◆ **What is being asked**
Keep the images out and copy every entry below exactly.

◆ **Dataset**
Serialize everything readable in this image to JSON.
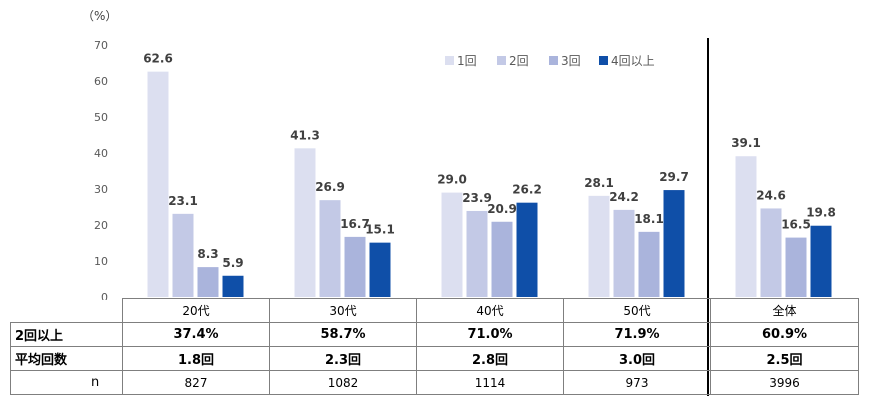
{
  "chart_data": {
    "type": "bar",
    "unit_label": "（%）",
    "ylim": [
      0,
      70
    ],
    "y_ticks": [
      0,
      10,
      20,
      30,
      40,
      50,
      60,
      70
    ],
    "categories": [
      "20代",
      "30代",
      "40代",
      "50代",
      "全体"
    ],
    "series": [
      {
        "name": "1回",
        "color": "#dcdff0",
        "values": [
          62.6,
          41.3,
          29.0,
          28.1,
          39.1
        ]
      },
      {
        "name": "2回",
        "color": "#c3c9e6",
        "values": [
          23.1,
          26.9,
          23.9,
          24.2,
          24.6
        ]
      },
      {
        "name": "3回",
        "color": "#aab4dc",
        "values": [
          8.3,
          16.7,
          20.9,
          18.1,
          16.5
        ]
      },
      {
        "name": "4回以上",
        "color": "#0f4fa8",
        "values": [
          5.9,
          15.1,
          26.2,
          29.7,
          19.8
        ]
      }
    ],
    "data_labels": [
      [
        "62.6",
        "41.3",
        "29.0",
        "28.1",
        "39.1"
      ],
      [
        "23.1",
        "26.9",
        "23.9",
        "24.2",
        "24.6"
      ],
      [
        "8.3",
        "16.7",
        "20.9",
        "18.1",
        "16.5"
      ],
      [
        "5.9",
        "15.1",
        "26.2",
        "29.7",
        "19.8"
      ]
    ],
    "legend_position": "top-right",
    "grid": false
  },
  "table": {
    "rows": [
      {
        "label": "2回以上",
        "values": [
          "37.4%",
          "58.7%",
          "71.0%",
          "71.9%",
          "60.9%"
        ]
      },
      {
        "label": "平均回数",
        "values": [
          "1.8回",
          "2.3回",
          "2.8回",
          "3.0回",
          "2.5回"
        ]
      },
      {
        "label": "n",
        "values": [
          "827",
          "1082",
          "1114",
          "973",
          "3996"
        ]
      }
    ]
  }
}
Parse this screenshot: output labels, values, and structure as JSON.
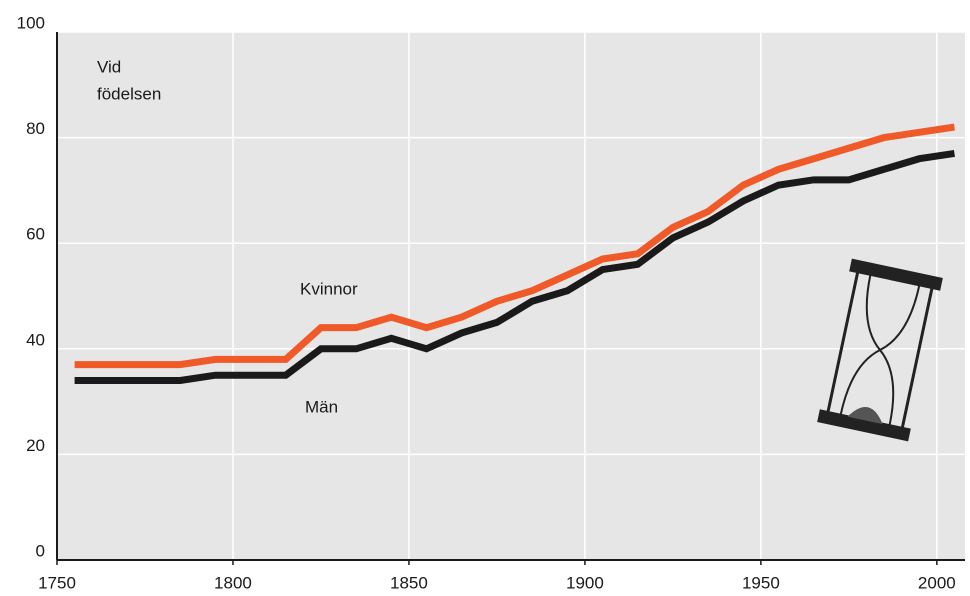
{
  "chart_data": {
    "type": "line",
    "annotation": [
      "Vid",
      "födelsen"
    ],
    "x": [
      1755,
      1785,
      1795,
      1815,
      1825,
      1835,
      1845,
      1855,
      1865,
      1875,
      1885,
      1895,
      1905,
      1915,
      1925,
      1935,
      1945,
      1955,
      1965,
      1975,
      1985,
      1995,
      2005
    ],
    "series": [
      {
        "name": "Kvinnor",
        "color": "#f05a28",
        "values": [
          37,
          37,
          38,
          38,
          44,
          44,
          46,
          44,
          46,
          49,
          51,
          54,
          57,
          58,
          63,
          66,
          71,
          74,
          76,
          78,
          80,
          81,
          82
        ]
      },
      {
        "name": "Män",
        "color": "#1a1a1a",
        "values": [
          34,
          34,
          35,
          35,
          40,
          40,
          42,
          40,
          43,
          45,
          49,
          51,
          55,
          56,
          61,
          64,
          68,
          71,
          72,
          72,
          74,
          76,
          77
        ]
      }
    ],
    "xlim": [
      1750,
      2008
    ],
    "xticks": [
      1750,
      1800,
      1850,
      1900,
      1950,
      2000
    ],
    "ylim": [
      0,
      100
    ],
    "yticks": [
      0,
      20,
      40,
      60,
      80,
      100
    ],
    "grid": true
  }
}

◆ **Complete output**
Serialize everything readable in this image to JSON.
{
  "chart_data": {
    "type": "bar",
    "unit_label": "（%）",
    "ylim": [
      0,
      70
    ],
    "y_ticks": [
      0,
      10,
      20,
      30,
      40,
      50,
      60,
      70
    ],
    "categories": [
      "20代",
      "30代",
      "40代",
      "50代",
      "全体"
    ],
    "series": [
      {
        "name": "1回",
        "color": "#dcdff0",
        "values": [
          62.6,
          41.3,
          29.0,
          28.1,
          39.1
        ]
      },
      {
        "name": "2回",
        "color": "#c3c9e6",
        "values": [
          23.1,
          26.9,
          23.9,
          24.2,
          24.6
        ]
      },
      {
        "name": "3回",
        "color": "#aab4dc",
        "values": [
          8.3,
          16.7,
          20.9,
          18.1,
          16.5
        ]
      },
      {
        "name": "4回以上",
        "color": "#0f4fa8",
        "values": [
          5.9,
          15.1,
          26.2,
          29.7,
          19.8
        ]
      }
    ],
    "data_labels": [
      [
        "62.6",
        "41.3",
        "29.0",
        "28.1",
        "39.1"
      ],
      [
        "23.1",
        "26.9",
        "23.9",
        "24.2",
        "24.6"
      ],
      [
        "8.3",
        "16.7",
        "20.9",
        "18.1",
        "16.5"
      ],
      [
        "5.9",
        "15.1",
        "26.2",
        "29.7",
        "19.8"
      ]
    ],
    "legend_position": "top-right",
    "grid": false
  },
  "table": {
    "rows": [
      {
        "label": "2回以上",
        "values": [
          "37.4%",
          "58.7%",
          "71.0%",
          "71.9%",
          "60.9%"
        ]
      },
      {
        "label": "平均回数",
        "values": [
          "1.8回",
          "2.3回",
          "2.8回",
          "3.0回",
          "2.5回"
        ]
      },
      {
        "label": "n",
        "values": [
          "827",
          "1082",
          "1114",
          "973",
          "3996"
        ]
      }
    ]
  }
}
Parse this screenshot: output labels, values, and structure as JSON.
{
  "chart_data": {
    "type": "line",
    "annotation": [
      "Vid",
      "födelsen"
    ],
    "x": [
      1755,
      1785,
      1795,
      1815,
      1825,
      1835,
      1845,
      1855,
      1865,
      1875,
      1885,
      1895,
      1905,
      1915,
      1925,
      1935,
      1945,
      1955,
      1965,
      1975,
      1985,
      1995,
      2005
    ],
    "series": [
      {
        "name": "Kvinnor",
        "color": "#f05a28",
        "values": [
          37,
          37,
          38,
          38,
          44,
          44,
          46,
          44,
          46,
          49,
          51,
          54,
          57,
          58,
          63,
          66,
          71,
          74,
          76,
          78,
          80,
          81,
          82
        ]
      },
      {
        "name": "Män",
        "color": "#1a1a1a",
        "values": [
          34,
          34,
          35,
          35,
          40,
          40,
          42,
          40,
          43,
          45,
          49,
          51,
          55,
          56,
          61,
          64,
          68,
          71,
          72,
          72,
          74,
          76,
          77
        ]
      }
    ],
    "xlim": [
      1750,
      2008
    ],
    "xticks": [
      1750,
      1800,
      1850,
      1900,
      1950,
      2000
    ],
    "ylim": [
      0,
      100
    ],
    "yticks": [
      0,
      20,
      40,
      60,
      80,
      100
    ],
    "grid": true
  }
}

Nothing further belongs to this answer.